(Required work) Reproduce all the lines exactly as they stand, apart from the pictures.
=== Data listing ===
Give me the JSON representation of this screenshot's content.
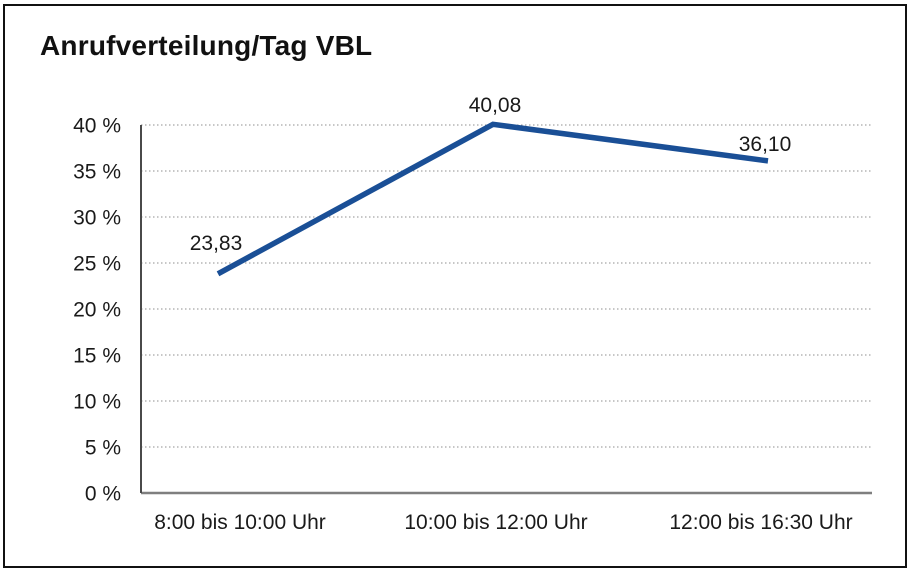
{
  "chart_title": "Anrufverteilung/Tag VBL",
  "chart_data": {
    "type": "line",
    "title": "Anrufverteilung/Tag VBL",
    "categories": [
      "8:00 bis 10:00 Uhr",
      "10:00 bis 12:00 Uhr",
      "12:00 bis 16:30 Uhr"
    ],
    "values": [
      23.83,
      40.08,
      36.1
    ],
    "data_labels": [
      "23,83",
      "40,08",
      "36,10"
    ],
    "ytick_labels": [
      "0 %",
      "5 %",
      "10 %",
      "15 %",
      "20 %",
      "25 %",
      "30 %",
      "35 %",
      "40 %"
    ],
    "ytick_values": [
      0,
      5,
      10,
      15,
      20,
      25,
      30,
      35,
      40
    ],
    "ylim": [
      0,
      40
    ],
    "xlabel": "",
    "ylabel": "",
    "legend": "none",
    "grid": "horizontal-dotted",
    "colors": {
      "series_line": "#1A4F96",
      "gridline": "#8f8f8f",
      "baseline": "#7f7f7f",
      "axis": "#4a4a4a",
      "text": "#1a1a1a",
      "frame": "#111111"
    }
  }
}
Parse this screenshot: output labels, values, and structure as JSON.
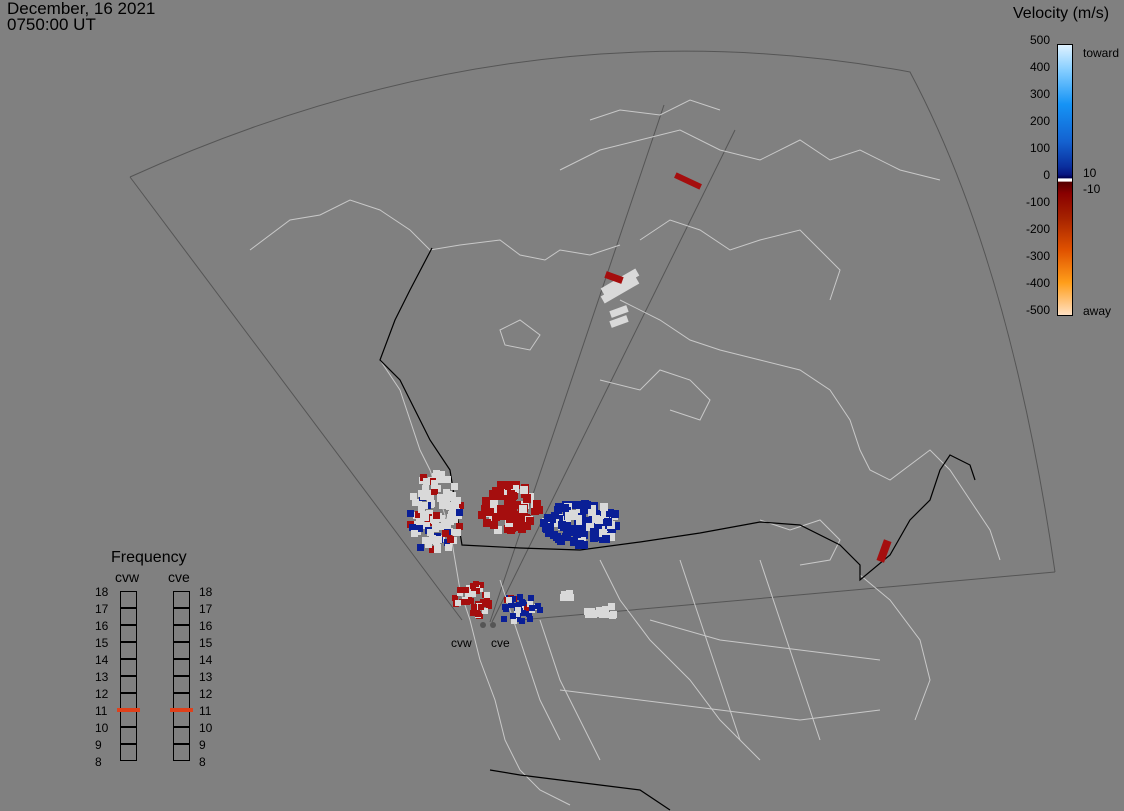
{
  "header": {
    "date": "December, 16 2021",
    "time": "0750:00 UT"
  },
  "velocity_scale": {
    "title": "Velocity (m/s)",
    "ticks": [
      "500",
      "400",
      "300",
      "200",
      "100",
      "0",
      "-100",
      "-200",
      "-300",
      "-400",
      "-500"
    ],
    "near_zero_labels": [
      "10",
      "-10"
    ],
    "toward_label": "toward",
    "away_label": "away"
  },
  "frequency_panel": {
    "title": "Frequency",
    "radars": [
      {
        "name": "cvw",
        "current_mhz": 11
      },
      {
        "name": "cve",
        "current_mhz": 11
      }
    ],
    "ticks": [
      "18",
      "17",
      "16",
      "15",
      "14",
      "13",
      "12",
      "11",
      "10",
      "9",
      "8"
    ],
    "marker_color": "#e0401a"
  },
  "sites": [
    "cvw",
    "cve"
  ],
  "colors": {
    "background": "#808080",
    "coast": "#c8c8c8",
    "fov": "#555555",
    "border": "#000000",
    "ground_scatter": "#d9d9d9",
    "toward": "#0a1f96",
    "away": "#a50e0e"
  }
}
===
(Response to this task)
Give me the JSON representation of this screenshot's content.
{
  "chart_title": "Anrufverteilung/Tag VBL",
  "chart_data": {
    "type": "line",
    "title": "Anrufverteilung/Tag VBL",
    "categories": [
      "8:00 bis 10:00 Uhr",
      "10:00 bis 12:00 Uhr",
      "12:00 bis 16:30 Uhr"
    ],
    "values": [
      23.83,
      40.08,
      36.1
    ],
    "data_labels": [
      "23,83",
      "40,08",
      "36,10"
    ],
    "ytick_labels": [
      "0 %",
      "5 %",
      "10 %",
      "15 %",
      "20 %",
      "25 %",
      "30 %",
      "35 %",
      "40 %"
    ],
    "ytick_values": [
      0,
      5,
      10,
      15,
      20,
      25,
      30,
      35,
      40
    ],
    "ylim": [
      0,
      40
    ],
    "xlabel": "",
    "ylabel": "",
    "legend": "none",
    "grid": "horizontal-dotted",
    "colors": {
      "series_line": "#1A4F96",
      "gridline": "#8f8f8f",
      "baseline": "#7f7f7f",
      "axis": "#4a4a4a",
      "text": "#1a1a1a",
      "frame": "#111111"
    }
  }
}
Parse this screenshot: output labels, values, and structure as JSON.
{
  "header": {
    "date": "December, 16 2021",
    "time": "0750:00 UT"
  },
  "velocity_scale": {
    "title": "Velocity (m/s)",
    "ticks": [
      "500",
      "400",
      "300",
      "200",
      "100",
      "0",
      "-100",
      "-200",
      "-300",
      "-400",
      "-500"
    ],
    "near_zero_labels": [
      "10",
      "-10"
    ],
    "toward_label": "toward",
    "away_label": "away"
  },
  "frequency_panel": {
    "title": "Frequency",
    "radars": [
      {
        "name": "cvw",
        "current_mhz": 11
      },
      {
        "name": "cve",
        "current_mhz": 11
      }
    ],
    "ticks": [
      "18",
      "17",
      "16",
      "15",
      "14",
      "13",
      "12",
      "11",
      "10",
      "9",
      "8"
    ],
    "marker_color": "#e0401a"
  },
  "sites": [
    "cvw",
    "cve"
  ],
  "colors": {
    "background": "#808080",
    "coast": "#c8c8c8",
    "fov": "#555555",
    "border": "#000000",
    "ground_scatter": "#d9d9d9",
    "toward": "#0a1f96",
    "away": "#a50e0e"
  }
}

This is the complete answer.